Written problem: Write out the listing beneath this instruction in its entirety, exactly as it reads.
>> Start The records
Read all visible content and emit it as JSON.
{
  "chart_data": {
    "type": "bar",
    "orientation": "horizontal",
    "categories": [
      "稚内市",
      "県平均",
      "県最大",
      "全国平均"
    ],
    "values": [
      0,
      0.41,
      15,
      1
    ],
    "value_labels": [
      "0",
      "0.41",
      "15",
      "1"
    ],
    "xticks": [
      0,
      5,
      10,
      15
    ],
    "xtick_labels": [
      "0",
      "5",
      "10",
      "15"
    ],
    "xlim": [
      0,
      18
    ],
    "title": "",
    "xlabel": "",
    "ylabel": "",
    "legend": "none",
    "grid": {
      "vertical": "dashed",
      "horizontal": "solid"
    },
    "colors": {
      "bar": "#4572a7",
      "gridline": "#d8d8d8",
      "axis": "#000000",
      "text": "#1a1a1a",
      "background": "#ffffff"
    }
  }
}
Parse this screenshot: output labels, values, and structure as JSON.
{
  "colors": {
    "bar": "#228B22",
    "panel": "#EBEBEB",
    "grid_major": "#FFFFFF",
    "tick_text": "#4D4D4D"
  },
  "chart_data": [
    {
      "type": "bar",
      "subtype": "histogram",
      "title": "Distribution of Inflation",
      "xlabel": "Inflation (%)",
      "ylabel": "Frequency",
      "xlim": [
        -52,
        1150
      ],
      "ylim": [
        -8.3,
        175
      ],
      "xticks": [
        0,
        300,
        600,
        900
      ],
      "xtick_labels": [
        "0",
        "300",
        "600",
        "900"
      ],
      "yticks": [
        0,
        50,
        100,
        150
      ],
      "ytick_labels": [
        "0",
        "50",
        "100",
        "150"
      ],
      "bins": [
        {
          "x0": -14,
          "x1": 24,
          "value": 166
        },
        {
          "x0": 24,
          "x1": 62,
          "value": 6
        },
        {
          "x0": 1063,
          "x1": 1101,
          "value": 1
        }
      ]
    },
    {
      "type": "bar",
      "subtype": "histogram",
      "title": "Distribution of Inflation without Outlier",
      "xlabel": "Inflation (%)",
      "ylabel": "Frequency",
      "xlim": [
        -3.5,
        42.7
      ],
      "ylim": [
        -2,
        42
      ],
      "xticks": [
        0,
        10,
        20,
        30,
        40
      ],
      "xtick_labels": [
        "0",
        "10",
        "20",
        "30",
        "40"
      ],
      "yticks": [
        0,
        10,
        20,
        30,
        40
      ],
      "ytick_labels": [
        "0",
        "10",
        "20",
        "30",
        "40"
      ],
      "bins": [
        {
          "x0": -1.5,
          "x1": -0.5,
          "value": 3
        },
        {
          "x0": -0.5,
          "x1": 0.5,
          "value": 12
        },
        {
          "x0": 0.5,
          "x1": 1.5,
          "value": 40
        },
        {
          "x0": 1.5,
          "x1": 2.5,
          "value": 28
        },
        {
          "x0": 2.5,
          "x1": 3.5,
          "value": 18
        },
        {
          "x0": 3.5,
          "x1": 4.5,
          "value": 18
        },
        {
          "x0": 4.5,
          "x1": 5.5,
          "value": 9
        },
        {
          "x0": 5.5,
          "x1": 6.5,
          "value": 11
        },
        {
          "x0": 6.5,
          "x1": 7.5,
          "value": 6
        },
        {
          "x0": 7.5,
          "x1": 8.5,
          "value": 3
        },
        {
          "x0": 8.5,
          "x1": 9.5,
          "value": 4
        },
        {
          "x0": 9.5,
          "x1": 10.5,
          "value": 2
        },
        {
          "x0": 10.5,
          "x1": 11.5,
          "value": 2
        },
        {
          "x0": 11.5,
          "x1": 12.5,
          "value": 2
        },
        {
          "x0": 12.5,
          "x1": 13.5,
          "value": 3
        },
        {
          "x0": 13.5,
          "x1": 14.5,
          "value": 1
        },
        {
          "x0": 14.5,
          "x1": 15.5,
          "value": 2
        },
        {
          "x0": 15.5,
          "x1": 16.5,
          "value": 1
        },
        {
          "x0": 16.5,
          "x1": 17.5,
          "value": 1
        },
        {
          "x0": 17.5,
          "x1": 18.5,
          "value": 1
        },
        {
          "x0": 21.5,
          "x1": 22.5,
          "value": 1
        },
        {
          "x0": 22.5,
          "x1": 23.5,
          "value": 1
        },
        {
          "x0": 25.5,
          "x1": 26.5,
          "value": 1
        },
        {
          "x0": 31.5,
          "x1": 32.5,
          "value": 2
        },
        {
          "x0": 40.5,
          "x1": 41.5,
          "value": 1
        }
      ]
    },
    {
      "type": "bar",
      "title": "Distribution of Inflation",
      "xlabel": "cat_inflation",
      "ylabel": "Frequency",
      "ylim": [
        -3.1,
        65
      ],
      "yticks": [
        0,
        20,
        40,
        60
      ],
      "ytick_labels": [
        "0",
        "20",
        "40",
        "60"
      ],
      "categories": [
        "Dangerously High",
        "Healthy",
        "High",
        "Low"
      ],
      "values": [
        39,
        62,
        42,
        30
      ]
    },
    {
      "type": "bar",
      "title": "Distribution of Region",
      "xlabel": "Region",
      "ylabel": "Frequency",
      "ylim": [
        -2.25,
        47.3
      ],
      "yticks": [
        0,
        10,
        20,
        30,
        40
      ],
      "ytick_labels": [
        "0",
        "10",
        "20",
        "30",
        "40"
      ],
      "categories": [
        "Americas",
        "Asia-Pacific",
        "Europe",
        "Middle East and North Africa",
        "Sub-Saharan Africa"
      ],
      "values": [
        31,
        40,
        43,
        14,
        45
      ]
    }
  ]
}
>> End The records
Exercise result:
Read all visible content and emit it as JSON.
{
  "chart_data": {
    "type": "bar",
    "orientation": "horizontal",
    "categories": [
      "稚内市",
      "県平均",
      "県最大",
      "全国平均"
    ],
    "values": [
      0,
      0.41,
      15,
      1
    ],
    "value_labels": [
      "0",
      "0.41",
      "15",
      "1"
    ],
    "xticks": [
      0,
      5,
      10,
      15
    ],
    "xtick_labels": [
      "0",
      "5",
      "10",
      "15"
    ],
    "xlim": [
      0,
      18
    ],
    "title": "",
    "xlabel": "",
    "ylabel": "",
    "legend": "none",
    "grid": {
      "vertical": "dashed",
      "horizontal": "solid"
    },
    "colors": {
      "bar": "#4572a7",
      "gridline": "#d8d8d8",
      "axis": "#000000",
      "text": "#1a1a1a",
      "background": "#ffffff"
    }
  }
}
Parse this screenshot: output labels, values, and structure as JSON.
{
  "colors": {
    "bar": "#228B22",
    "panel": "#EBEBEB",
    "grid_major": "#FFFFFF",
    "tick_text": "#4D4D4D"
  },
  "chart_data": [
    {
      "type": "bar",
      "subtype": "histogram",
      "title": "Distribution of Inflation",
      "xlabel": "Inflation (%)",
      "ylabel": "Frequency",
      "xlim": [
        -52,
        1150
      ],
      "ylim": [
        -8.3,
        175
      ],
      "xticks": [
        0,
        300,
        600,
        900
      ],
      "xtick_labels": [
        "0",
        "300",
        "600",
        "900"
      ],
      "yticks": [
        0,
        50,
        100,
        150
      ],
      "ytick_labels": [
        "0",
        "50",
        "100",
        "150"
      ],
      "bins": [
        {
          "x0": -14,
          "x1": 24,
          "value": 166
        },
        {
          "x0": 24,
          "x1": 62,
          "value": 6
        },
        {
          "x0": 1063,
          "x1": 1101,
          "value": 1
        }
      ]
    },
    {
      "type": "bar",
      "subtype": "histogram",
      "title": "Distribution of Inflation without Outlier",
      "xlabel": "Inflation (%)",
      "ylabel": "Frequency",
      "xlim": [
        -3.5,
        42.7
      ],
      "ylim": [
        -2,
        42
      ],
      "xticks": [
        0,
        10,
        20,
        30,
        40
      ],
      "xtick_labels": [
        "0",
        "10",
        "20",
        "30",
        "40"
      ],
      "yticks": [
        0,
        10,
        20,
        30,
        40
      ],
      "ytick_labels": [
        "0",
        "10",
        "20",
        "30",
        "40"
      ],
      "bins": [
        {
          "x0": -1.5,
          "x1": -0.5,
          "value": 3
        },
        {
          "x0": -0.5,
          "x1": 0.5,
          "value": 12
        },
        {
          "x0": 0.5,
          "x1": 1.5,
          "value": 40
        },
        {
          "x0": 1.5,
          "x1": 2.5,
          "value": 28
        },
        {
          "x0": 2.5,
          "x1": 3.5,
          "value": 18
        },
        {
          "x0": 3.5,
          "x1": 4.5,
          "value": 18
        },
        {
          "x0": 4.5,
          "x1": 5.5,
          "value": 9
        },
        {
          "x0": 5.5,
          "x1": 6.5,
          "value": 11
        },
        {
          "x0": 6.5,
          "x1": 7.5,
          "value": 6
        },
        {
          "x0": 7.5,
          "x1": 8.5,
          "value": 3
        },
        {
          "x0": 8.5,
          "x1": 9.5,
          "value": 4
        },
        {
          "x0": 9.5,
          "x1": 10.5,
          "value": 2
        },
        {
          "x0": 10.5,
          "x1": 11.5,
          "value": 2
        },
        {
          "x0": 11.5,
          "x1": 12.5,
          "value": 2
        },
        {
          "x0": 12.5,
          "x1": 13.5,
          "value": 3
        },
        {
          "x0": 13.5,
          "x1": 14.5,
          "value": 1
        },
        {
          "x0": 14.5,
          "x1": 15.5,
          "value": 2
        },
        {
          "x0": 15.5,
          "x1": 16.5,
          "value": 1
        },
        {
          "x0": 16.5,
          "x1": 17.5,
          "value": 1
        },
        {
          "x0": 17.5,
          "x1": 18.5,
          "value": 1
        },
        {
          "x0": 21.5,
          "x1": 22.5,
          "value": 1
        },
        {
          "x0": 22.5,
          "x1": 23.5,
          "value": 1
        },
        {
          "x0": 25.5,
          "x1": 26.5,
          "value": 1
        },
        {
          "x0": 31.5,
          "x1": 32.5,
          "value": 2
        },
        {
          "x0": 40.5,
          "x1": 41.5,
          "value": 1
        }
      ]
    },
    {
      "type": "bar",
      "title": "Distribution of Inflation",
      "xlabel": "cat_inflation",
      "ylabel": "Frequency",
      "ylim": [
        -3.1,
        65
      ],
      "yticks": [
        0,
        20,
        40,
        60
      ],
      "ytick_labels": [
        "0",
        "20",
        "40",
        "60"
      ],
      "categories": [
        "Dangerously High",
        "Healthy",
        "High",
        "Low"
      ],
      "values": [
        39,
        62,
        42,
        30
      ]
    },
    {
      "type": "bar",
      "title": "Distribution of Region",
      "xlabel": "Region",
      "ylabel": "Frequency",
      "ylim": [
        -2.25,
        47.3
      ],
      "yticks": [
        0,
        10,
        20,
        30,
        40
      ],
      "ytick_labels": [
        "0",
        "10",
        "20",
        "30",
        "40"
      ],
      "categories": [
        "Americas",
        "Asia-Pacific",
        "Europe",
        "Middle East and North Africa",
        "Sub-Saharan Africa"
      ],
      "values": [
        31,
        40,
        43,
        14,
        45
      ]
    }
  ]
}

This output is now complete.